**TRECHO SELECIONADO**
DNA não registrado está entre amostras coletadas após atentado na Argentina

Buenos Aires, 3 jul (EFE).- Peritos argentinos identificaram a existência de um perfil genético que não corresponde a nenhuma das 85 vítimas conhecidas do atentado à associação judaica Amia, em Buenos Aires, em 1994, o que fortalece a hipótese de que a explosão que destuiu sua sede tenha sido provocada por um terrorista suicida, informaram fontes jurídicas nesta segunda-feira.

Especialistas do Corpo Médico Forense da Equipe Argentina de Antropologia Forense e da Universidade de Buenos Aires apresentaram aos membros da Unidade Fiscal responsável pela investigação do ataque - que ainda não foi esclarecido - as conclusões do estudo realizado sobre amostras coletadas no local.

[Entradas de dados salvas]
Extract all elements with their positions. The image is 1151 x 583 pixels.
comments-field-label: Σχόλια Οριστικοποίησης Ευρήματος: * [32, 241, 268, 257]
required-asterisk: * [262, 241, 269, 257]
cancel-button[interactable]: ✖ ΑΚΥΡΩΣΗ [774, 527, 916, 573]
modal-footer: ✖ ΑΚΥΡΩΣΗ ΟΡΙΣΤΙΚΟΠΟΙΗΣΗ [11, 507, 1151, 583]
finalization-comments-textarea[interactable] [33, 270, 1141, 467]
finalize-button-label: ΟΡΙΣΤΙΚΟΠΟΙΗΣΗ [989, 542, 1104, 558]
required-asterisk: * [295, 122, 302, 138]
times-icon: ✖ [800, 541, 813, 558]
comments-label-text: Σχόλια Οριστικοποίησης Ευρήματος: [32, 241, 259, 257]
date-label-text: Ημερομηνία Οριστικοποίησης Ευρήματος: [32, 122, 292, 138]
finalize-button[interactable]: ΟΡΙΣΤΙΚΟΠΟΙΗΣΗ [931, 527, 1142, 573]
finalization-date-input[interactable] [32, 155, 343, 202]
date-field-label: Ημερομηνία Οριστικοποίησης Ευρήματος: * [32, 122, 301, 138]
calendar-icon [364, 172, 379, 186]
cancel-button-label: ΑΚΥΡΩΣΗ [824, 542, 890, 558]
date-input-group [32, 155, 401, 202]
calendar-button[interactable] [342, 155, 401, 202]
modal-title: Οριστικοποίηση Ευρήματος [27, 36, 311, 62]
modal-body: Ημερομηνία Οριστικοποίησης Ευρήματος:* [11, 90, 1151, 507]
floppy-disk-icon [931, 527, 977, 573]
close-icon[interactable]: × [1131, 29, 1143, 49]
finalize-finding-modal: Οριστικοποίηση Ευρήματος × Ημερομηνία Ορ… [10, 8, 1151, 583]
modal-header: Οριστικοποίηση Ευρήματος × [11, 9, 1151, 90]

**TAREFA**
Na notícia sobre o atentado à Amia, que hipótese ganha força com a identificação do perfil genético que não corresponde a nenhuma das vítimas conhecidas?

**SOLUÇÃO**
A de que a explosão na sede da Amia tenha sido provocada por um terrorista suicida.